◆ **PROMPT**
Pick out the lines below that contain the string "Prados" and copy them all.

◆ **Stored entries**
**********
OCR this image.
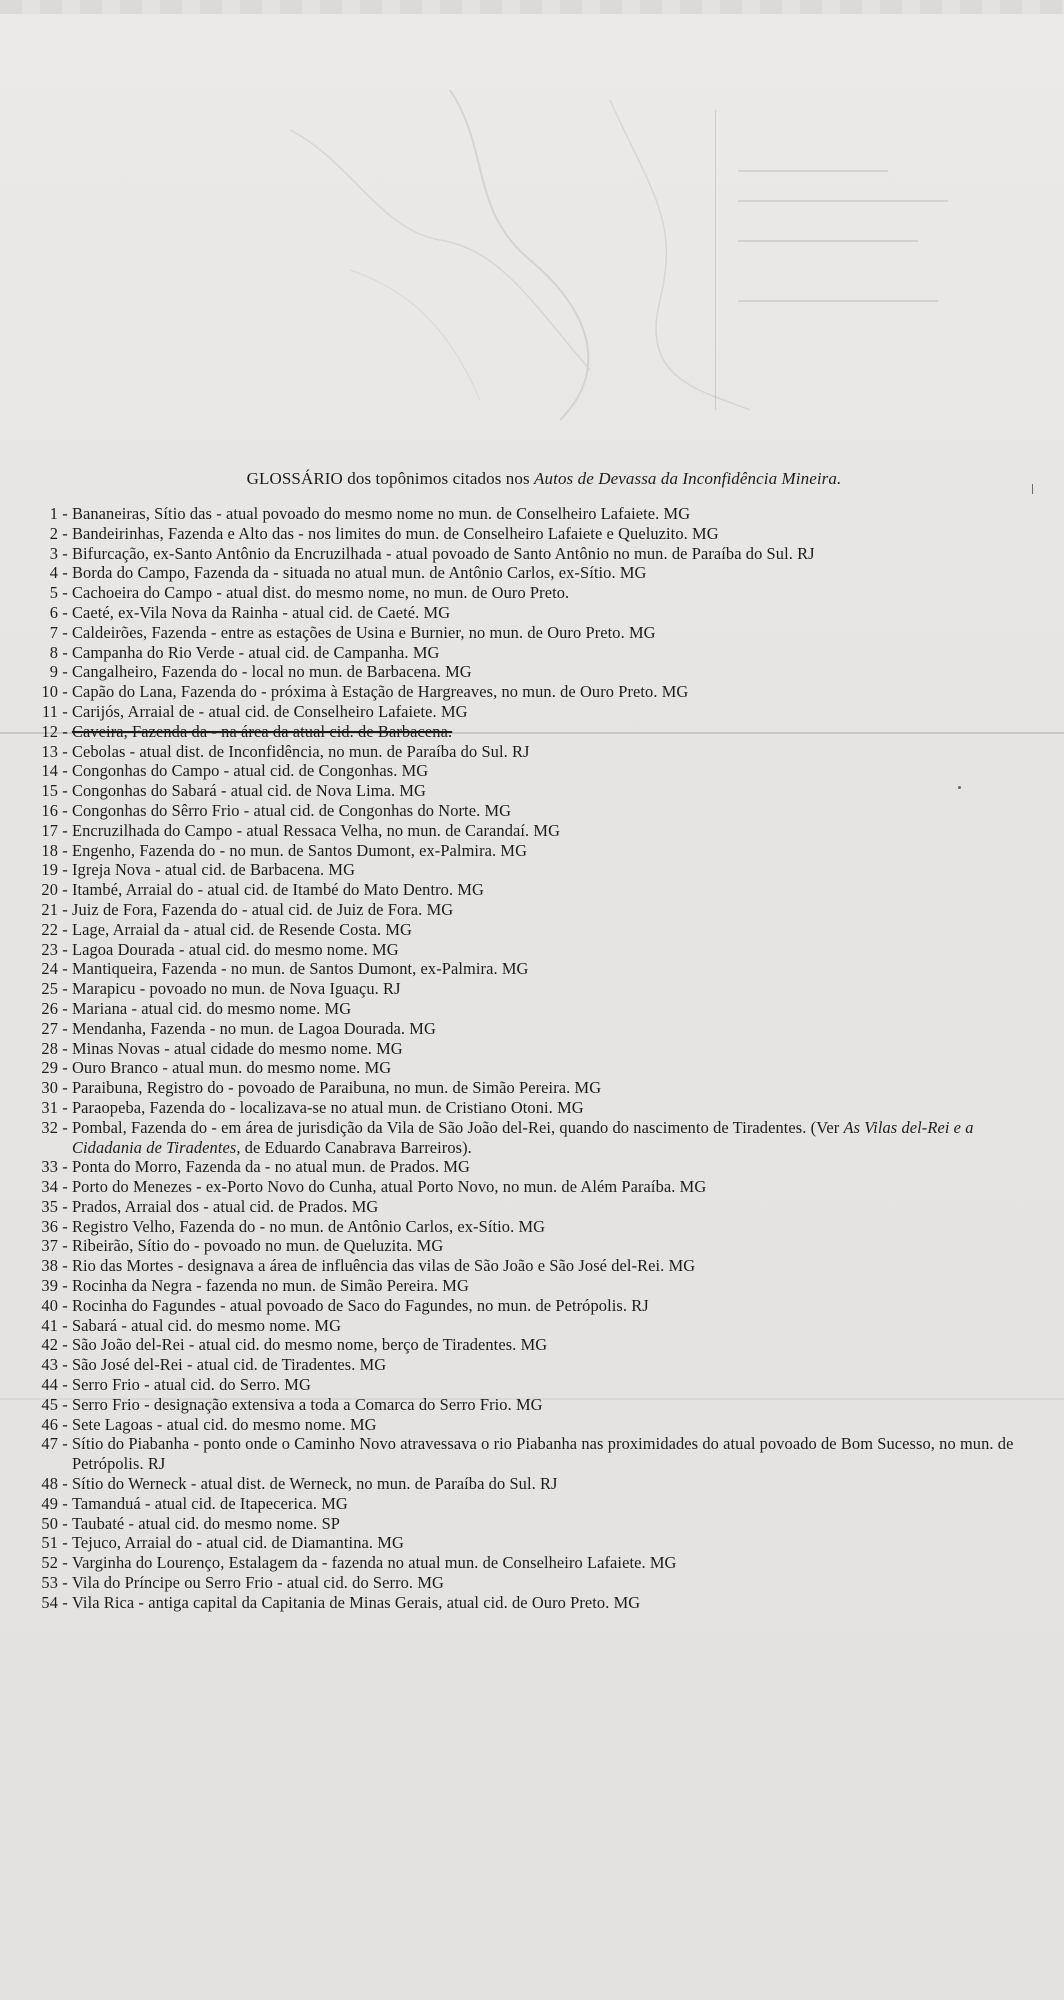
GLOSSÁRIO dos topônimos citados nos Autos de Devassa da Inconfidência Mineira.
1 - Bananeiras, Sítio das - atual povoado do mesmo nome no mun. de Conselheiro Lafaiete. MG
2 - Bandeirinhas, Fazenda e Alto das - nos limites do mun. de Conselheiro Lafaiete e Queluzito. MG
3 - Bifurcação, ex-Santo Antônio da Encruzilhada - atual povoado de Santo Antônio no mun. de Paraíba do Sul. RJ
4 - Borda do Campo, Fazenda da - situada no atual mun. de Antônio Carlos, ex-Sítio. MG
5 - Cachoeira do Campo - atual dist. do mesmo nome, no mun. de Ouro Preto.
6 - Caeté, ex-Vila Nova da Rainha - atual cid. de Caeté. MG
7 - Caldeirões, Fazenda - entre as estações de Usina e Burnier, no mun. de Ouro Preto. MG
8 - Campanha do Rio Verde - atual cid. de Campanha. MG
9 - Cangalheiro, Fazenda do - local no mun. de Barbacena. MG
10 - Capão do Lana, Fazenda do - próxima à Estação de Hargreaves, no mun. de Ouro Preto. MG
11 - Carijós, Arraial de - atual cid. de Conselheiro Lafaiete. MG
12 - Caveira, Fazenda da - na área da atual cid. de Barbacena.
13 - Cebolas - atual dist. de Inconfidência, no mun. de Paraíba do Sul. RJ
14 - Congonhas do Campo - atual cid. de Congonhas. MG
15 - Congonhas do Sabará - atual cid. de Nova Lima. MG
16 - Congonhas do Sêrro Frio - atual cid. de Congonhas do Norte. MG
17 - Encruzilhada do Campo - atual Ressaca Velha, no mun. de Carandaí. MG
18 - Engenho, Fazenda do - no mun. de Santos Dumont, ex-Palmira. MG
19 - Igreja Nova - atual cid. de Barbacena. MG
20 - Itambé, Arraial do - atual cid. de Itambé do Mato Dentro. MG
21 - Juiz de Fora, Fazenda do - atual cid. de Juiz de Fora. MG
22 - Lage, Arraial da - atual cid. de Resende Costa. MG
23 - Lagoa Dourada - atual cid. do mesmo nome. MG
24 - Mantiqueira, Fazenda - no mun. de Santos Dumont, ex-Palmira. MG
25 - Marapicu - povoado no mun. de Nova Iguaçu. RJ
26 - Mariana - atual cid. do mesmo nome. MG
27 - Mendanha, Fazenda - no mun. de Lagoa Dourada. MG
28 - Minas Novas - atual cidade do mesmo nome. MG
29 - Ouro Branco - atual mun. do mesmo nome. MG
30 - Paraibuna, Registro do - povoado de Paraibuna, no mun. de Simão Pereira. MG
31 - Paraopeba, Fazenda do - localizava-se no atual mun. de Cristiano Otoni. MG
32 - Pombal, Fazenda do - em área de jurisdição da Vila de São João del-Rei, quando do nascimento de Tiradentes. (Ver As Vilas del-Rei e a Cidadania de Tiradentes, de Eduardo Canabrava Barreiros).
33 - Ponta do Morro, Fazenda da - no atual mun. de Prados. MG
34 - Porto do Menezes - ex-Porto Novo do Cunha, atual Porto Novo, no mun. de Além Paraíba. MG
35 - Prados, Arraial dos - atual cid. de Prados. MG
36 - Registro Velho, Fazenda do - no mun. de Antônio Carlos, ex-Sítio. MG
37 - Ribeirão, Sítio do - povoado no mun. de Queluzita. MG
38 - Rio das Mortes - designava a área de influência das vilas de São João e São José del-Rei. MG
39 - Rocinha da Negra - fazenda no mun. de Simão Pereira. MG
40 - Rocinha do Fagundes - atual povoado de Saco do Fagundes, no mun. de Petrópolis. RJ
41 - Sabará - atual cid. do mesmo nome. MG
42 - São João del-Rei - atual cid. do mesmo nome, berço de Tiradentes. MG
43 - São José del-Rei - atual cid. de Tiradentes. MG
44 - Serro Frio - atual cid. do Serro. MG
45 - Serro Frio - designação extensiva a toda a Comarca do Serro Frio. MG
46 - Sete Lagoas - atual cid. do mesmo nome. MG
47 - Sítio do Piabanha - ponto onde o Caminho Novo atravessava o rio Piabanha nas proximidades do atual povoado de Bom Sucesso, no mun. de Petrópolis. RJ
48 - Sítio do Werneck - atual dist. de Werneck, no mun. de Paraíba do Sul. RJ
49 - Tamanduá - atual cid. de Itapecerica. MG
50 - Taubaté - atual cid. do mesmo nome. SP
51 - Tejuco, Arraial do - atual cid. de Diamantina. MG
52 - Varginha do Lourenço, Estalagem da - fazenda no atual mun. de Conselheiro Lafaiete. MG
53 - Vila do Príncipe ou Serro Frio - atual cid. do Serro. MG
54 - Vila Rica - antiga capital da Capitania de Minas Gerais, atual cid. de Ouro Preto. MG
**********
◆ **RESULT**
33 - Ponta do Morro, Fazenda da - no atual mun. de Prados. MG
35 - Prados, Arraial dos - atual cid. de Prados. MG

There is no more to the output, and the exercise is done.